Data items:
----------

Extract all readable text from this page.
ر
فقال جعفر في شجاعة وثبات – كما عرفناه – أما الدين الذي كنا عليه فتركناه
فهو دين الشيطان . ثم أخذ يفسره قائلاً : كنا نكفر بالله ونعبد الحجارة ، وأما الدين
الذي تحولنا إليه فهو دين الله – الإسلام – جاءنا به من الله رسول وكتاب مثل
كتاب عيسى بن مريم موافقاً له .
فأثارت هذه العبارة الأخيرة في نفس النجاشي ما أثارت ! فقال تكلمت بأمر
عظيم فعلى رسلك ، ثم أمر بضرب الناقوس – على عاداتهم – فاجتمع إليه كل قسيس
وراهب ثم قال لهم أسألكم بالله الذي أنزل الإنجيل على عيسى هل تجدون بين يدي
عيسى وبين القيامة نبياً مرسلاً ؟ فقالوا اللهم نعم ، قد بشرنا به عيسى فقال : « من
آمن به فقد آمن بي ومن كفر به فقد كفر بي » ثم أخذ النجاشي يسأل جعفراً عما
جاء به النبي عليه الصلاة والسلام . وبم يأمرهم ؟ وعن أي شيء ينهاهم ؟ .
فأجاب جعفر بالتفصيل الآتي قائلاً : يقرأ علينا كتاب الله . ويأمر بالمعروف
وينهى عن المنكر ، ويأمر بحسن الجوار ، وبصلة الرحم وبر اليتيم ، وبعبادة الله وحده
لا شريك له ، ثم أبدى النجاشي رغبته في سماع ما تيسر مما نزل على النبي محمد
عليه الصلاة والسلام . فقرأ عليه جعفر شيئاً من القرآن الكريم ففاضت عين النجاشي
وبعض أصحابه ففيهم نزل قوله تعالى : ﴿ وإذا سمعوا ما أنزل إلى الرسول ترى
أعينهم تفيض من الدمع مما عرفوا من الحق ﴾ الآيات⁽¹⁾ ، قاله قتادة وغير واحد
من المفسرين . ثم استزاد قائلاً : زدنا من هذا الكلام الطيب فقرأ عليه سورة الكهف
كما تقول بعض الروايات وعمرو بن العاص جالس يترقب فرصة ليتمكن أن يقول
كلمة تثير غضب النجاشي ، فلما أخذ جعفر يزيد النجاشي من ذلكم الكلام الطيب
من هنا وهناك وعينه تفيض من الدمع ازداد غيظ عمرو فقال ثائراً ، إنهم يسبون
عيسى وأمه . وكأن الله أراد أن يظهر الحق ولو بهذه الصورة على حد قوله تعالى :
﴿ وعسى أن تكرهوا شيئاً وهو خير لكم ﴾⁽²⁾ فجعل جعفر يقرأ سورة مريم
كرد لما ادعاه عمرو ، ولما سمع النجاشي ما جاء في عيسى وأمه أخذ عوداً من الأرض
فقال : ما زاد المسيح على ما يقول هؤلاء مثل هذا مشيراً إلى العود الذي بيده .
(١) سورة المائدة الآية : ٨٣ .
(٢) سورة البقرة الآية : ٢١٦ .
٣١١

----------

# Directions for this task
Search the entries for the word "بالله" and copy every line that has it.

# Written answer
فهو دين الشيطان . ثم أخذ يفسره قائلاً : كنا نكفر بالله ونعبد الحجارة ، وأما الدين
وراهب ثم قال لهم أسألكم بالله الذي أنزل الإنجيل على عيسى هل تجدون بين يدي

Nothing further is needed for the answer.